• [Prompt]: Pick out every line holding the string "subtitle" and copy it.

• [Given data]:

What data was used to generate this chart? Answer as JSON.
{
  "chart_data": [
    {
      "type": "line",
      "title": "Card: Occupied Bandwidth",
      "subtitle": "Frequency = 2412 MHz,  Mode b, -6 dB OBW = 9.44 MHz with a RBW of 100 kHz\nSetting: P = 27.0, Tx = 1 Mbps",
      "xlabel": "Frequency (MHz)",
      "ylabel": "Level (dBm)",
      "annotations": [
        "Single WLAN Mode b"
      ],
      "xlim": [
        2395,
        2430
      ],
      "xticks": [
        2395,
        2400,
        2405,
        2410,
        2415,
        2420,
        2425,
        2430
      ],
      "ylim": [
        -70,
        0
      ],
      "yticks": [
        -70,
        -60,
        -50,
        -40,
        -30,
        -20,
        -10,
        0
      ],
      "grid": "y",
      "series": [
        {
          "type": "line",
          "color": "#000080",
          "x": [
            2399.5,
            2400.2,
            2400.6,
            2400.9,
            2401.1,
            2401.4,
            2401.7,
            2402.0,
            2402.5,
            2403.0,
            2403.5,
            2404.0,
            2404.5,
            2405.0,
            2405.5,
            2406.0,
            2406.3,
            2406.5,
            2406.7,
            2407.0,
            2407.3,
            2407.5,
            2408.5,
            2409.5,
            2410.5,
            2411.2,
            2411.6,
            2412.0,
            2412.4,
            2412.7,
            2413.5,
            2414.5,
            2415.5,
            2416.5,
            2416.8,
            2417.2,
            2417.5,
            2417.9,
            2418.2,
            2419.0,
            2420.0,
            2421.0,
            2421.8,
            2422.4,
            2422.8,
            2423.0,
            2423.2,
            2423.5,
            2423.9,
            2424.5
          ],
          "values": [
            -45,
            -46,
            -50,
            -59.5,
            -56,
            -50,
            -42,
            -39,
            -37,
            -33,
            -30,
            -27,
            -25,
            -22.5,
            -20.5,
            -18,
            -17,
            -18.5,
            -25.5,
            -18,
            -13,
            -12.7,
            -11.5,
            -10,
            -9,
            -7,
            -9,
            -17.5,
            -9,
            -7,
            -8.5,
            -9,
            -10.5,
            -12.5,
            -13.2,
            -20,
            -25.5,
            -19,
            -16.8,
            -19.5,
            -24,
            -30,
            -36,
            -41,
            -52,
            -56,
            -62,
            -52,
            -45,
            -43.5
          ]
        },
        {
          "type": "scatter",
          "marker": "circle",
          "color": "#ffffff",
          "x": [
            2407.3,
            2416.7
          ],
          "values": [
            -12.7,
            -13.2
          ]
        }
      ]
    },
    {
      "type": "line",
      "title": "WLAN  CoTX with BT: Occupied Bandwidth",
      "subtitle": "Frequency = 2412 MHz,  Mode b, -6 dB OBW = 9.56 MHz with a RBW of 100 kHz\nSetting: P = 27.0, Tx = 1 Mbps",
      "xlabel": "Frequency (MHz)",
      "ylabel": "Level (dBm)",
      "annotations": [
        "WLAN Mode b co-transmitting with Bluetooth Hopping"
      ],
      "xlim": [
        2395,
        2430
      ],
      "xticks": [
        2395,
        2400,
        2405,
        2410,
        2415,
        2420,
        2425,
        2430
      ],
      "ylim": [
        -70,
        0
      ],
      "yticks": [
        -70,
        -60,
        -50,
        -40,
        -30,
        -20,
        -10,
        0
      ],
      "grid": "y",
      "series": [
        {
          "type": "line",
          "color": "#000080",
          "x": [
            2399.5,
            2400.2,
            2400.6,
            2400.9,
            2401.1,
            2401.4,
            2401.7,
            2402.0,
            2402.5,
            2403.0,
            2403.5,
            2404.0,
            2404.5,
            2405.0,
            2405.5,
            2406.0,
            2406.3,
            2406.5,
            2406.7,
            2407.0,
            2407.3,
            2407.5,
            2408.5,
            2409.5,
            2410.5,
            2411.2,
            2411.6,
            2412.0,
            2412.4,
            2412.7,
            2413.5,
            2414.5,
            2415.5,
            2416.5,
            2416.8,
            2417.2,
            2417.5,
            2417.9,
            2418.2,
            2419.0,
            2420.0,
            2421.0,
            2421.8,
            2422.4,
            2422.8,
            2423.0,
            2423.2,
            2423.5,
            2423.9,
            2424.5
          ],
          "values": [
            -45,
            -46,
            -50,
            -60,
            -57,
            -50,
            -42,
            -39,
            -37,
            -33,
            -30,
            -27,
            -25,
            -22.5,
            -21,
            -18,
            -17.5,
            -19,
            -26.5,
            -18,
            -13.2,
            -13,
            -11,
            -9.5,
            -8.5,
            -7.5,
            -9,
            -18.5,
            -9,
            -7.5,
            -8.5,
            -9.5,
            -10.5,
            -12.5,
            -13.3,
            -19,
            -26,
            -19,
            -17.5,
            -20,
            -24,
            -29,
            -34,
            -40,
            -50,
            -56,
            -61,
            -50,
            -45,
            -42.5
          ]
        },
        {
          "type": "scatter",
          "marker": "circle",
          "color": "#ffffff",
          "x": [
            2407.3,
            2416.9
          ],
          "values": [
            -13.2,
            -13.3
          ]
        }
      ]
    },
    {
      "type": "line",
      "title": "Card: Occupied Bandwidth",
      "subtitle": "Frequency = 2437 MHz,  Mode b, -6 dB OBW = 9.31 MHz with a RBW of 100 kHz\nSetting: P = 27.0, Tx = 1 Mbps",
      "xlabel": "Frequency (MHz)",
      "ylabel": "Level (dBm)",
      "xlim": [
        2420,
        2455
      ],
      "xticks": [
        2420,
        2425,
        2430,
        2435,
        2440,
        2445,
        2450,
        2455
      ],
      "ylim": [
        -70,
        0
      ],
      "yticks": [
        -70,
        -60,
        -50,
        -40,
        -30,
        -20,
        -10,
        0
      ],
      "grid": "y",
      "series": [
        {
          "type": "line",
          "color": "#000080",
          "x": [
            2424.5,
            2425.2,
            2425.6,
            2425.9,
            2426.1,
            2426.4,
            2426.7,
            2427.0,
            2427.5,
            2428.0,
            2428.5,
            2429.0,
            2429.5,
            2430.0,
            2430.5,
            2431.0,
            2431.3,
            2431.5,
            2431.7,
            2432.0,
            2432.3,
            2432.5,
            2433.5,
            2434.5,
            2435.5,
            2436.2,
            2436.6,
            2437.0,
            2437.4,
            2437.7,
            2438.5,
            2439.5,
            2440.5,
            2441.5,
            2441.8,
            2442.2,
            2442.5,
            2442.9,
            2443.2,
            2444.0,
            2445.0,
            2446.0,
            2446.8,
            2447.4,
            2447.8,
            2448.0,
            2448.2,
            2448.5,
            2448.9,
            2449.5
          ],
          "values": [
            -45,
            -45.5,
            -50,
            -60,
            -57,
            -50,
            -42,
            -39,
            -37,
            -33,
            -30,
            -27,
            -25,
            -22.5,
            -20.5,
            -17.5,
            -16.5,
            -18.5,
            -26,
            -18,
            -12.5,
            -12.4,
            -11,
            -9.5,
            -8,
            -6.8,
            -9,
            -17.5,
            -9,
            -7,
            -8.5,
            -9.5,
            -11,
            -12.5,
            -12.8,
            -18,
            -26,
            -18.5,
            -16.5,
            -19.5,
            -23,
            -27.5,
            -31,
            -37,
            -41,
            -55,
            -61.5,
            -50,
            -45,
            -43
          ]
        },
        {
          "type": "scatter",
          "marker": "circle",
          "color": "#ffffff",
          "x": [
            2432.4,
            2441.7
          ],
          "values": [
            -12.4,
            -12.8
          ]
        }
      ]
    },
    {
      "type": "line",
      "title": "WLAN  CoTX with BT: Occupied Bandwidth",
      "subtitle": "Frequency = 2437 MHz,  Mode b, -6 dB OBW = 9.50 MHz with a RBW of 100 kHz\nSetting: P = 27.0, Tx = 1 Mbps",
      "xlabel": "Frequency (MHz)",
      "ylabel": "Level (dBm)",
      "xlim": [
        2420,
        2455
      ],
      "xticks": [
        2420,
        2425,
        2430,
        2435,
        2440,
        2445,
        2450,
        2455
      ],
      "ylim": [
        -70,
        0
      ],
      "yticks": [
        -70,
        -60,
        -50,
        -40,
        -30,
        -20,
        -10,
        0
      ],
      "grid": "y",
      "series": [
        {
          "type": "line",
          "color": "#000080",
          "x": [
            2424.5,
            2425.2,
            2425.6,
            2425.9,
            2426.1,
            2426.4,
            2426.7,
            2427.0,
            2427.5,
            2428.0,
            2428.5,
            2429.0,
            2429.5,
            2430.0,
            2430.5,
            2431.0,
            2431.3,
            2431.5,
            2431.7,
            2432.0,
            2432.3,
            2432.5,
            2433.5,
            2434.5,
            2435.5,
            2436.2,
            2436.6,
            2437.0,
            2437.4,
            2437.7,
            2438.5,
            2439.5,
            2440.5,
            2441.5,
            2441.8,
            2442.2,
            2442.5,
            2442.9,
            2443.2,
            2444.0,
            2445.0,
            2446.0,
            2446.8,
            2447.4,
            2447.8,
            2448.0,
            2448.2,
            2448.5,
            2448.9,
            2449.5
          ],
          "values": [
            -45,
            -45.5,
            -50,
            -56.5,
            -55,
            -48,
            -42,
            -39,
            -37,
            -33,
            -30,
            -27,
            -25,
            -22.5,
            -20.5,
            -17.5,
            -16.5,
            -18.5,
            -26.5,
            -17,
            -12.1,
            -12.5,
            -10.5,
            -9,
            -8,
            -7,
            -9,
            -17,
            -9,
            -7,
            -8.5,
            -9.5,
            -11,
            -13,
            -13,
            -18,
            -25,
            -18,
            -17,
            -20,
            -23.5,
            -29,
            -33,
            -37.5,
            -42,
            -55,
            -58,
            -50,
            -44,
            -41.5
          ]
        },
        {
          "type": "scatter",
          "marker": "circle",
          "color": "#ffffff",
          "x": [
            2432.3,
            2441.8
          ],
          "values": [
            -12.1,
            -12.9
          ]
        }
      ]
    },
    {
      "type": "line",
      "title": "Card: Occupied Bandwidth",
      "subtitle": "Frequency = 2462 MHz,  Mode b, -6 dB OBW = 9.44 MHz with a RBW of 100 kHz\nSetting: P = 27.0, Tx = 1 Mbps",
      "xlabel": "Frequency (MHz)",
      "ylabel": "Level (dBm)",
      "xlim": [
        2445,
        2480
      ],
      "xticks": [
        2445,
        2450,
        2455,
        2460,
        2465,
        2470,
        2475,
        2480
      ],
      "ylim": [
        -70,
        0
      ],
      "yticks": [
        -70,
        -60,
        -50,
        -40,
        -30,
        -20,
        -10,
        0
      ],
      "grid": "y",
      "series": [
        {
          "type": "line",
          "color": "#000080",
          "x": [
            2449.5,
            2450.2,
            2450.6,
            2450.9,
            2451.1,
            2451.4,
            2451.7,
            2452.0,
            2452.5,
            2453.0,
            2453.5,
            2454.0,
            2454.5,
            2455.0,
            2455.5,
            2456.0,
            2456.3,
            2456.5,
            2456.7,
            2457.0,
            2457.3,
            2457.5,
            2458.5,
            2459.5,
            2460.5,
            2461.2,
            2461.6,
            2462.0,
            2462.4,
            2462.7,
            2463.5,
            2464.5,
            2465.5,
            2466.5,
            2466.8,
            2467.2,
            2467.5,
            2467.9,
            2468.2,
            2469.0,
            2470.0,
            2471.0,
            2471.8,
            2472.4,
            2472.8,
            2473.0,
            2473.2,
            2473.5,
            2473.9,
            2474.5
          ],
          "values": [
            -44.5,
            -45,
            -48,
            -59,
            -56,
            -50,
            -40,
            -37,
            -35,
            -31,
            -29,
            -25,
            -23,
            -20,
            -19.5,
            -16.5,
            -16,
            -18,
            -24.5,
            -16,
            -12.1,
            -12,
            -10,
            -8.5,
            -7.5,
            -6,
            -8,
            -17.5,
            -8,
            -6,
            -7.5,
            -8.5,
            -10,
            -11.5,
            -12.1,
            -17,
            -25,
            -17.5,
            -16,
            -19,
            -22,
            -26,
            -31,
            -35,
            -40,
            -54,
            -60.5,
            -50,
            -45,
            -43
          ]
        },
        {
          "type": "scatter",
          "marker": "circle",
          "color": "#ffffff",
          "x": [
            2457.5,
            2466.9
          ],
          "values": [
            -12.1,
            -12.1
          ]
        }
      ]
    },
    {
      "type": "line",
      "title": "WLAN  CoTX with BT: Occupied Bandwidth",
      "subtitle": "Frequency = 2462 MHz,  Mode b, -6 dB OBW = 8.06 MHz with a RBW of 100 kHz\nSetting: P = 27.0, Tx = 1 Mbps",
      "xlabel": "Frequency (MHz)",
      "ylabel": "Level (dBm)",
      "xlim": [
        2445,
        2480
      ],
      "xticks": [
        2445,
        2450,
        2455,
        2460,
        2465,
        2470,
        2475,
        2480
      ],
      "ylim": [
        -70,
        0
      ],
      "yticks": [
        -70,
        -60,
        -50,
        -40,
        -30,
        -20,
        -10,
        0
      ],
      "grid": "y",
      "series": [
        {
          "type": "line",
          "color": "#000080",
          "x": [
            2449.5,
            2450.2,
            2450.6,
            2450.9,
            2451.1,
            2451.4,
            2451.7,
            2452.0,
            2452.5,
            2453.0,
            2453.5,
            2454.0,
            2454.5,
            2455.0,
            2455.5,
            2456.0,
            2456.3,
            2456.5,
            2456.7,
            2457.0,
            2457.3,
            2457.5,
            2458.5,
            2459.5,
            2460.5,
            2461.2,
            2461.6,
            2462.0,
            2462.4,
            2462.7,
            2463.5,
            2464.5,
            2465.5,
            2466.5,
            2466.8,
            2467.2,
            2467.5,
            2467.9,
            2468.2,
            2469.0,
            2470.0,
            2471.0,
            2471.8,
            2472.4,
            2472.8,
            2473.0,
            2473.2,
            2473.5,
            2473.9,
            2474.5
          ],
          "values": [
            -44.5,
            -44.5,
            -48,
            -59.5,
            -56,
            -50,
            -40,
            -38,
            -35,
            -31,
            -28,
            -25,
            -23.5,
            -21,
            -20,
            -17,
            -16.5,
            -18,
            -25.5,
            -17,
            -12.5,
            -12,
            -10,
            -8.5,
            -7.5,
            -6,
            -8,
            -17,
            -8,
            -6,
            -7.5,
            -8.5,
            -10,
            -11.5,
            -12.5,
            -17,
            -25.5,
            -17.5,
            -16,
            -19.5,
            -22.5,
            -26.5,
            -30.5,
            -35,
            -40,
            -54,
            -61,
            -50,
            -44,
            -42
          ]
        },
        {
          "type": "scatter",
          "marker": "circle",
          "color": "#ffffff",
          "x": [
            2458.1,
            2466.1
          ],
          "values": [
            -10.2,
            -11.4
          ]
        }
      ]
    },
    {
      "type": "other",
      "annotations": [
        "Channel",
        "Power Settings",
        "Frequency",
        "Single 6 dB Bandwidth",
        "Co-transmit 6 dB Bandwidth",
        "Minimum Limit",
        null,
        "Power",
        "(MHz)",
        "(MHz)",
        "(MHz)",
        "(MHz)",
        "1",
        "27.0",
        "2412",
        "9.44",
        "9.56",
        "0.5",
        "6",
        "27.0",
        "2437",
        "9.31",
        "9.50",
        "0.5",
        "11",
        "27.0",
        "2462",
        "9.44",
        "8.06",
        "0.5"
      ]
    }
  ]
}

• [Answer]:
      "subtitle": "Frequency = 2412 MHz,  Mode b, -6 dB OBW = 9.44 MHz with a RBW of 100 kHz\nSetting: P = 27.0, Tx = 1 Mbps",
      "subtitle": "Frequency = 2412 MHz,  Mode b, -6 dB OBW = 9.56 MHz with a RBW of 100 kHz\nSetting: P = 27.0, Tx = 1 Mbps",
      "subtitle": "Frequency = 2437 MHz,  Mode b, -6 dB OBW = 9.31 MHz with a RBW of 100 kHz\nSetting: P = 27.0, Tx = 1 Mbps",
      "subtitle": "Frequency = 2437 MHz,  Mode b, -6 dB OBW = 9.50 MHz with a RBW of 100 kHz\nSetting: P = 27.0, Tx = 1 Mbps",
      "subtitle": "Frequency = 2462 MHz,  Mode b, -6 dB OBW = 9.44 MHz with a RBW of 100 kHz\nSetting: P = 27.0, Tx = 1 Mbps",
      "subtitle": "Frequency = 2462 MHz,  Mode b, -6 dB OBW = 8.06 MHz with a RBW of 100 kHz\nSetting: P = 27.0, Tx = 1 Mbps",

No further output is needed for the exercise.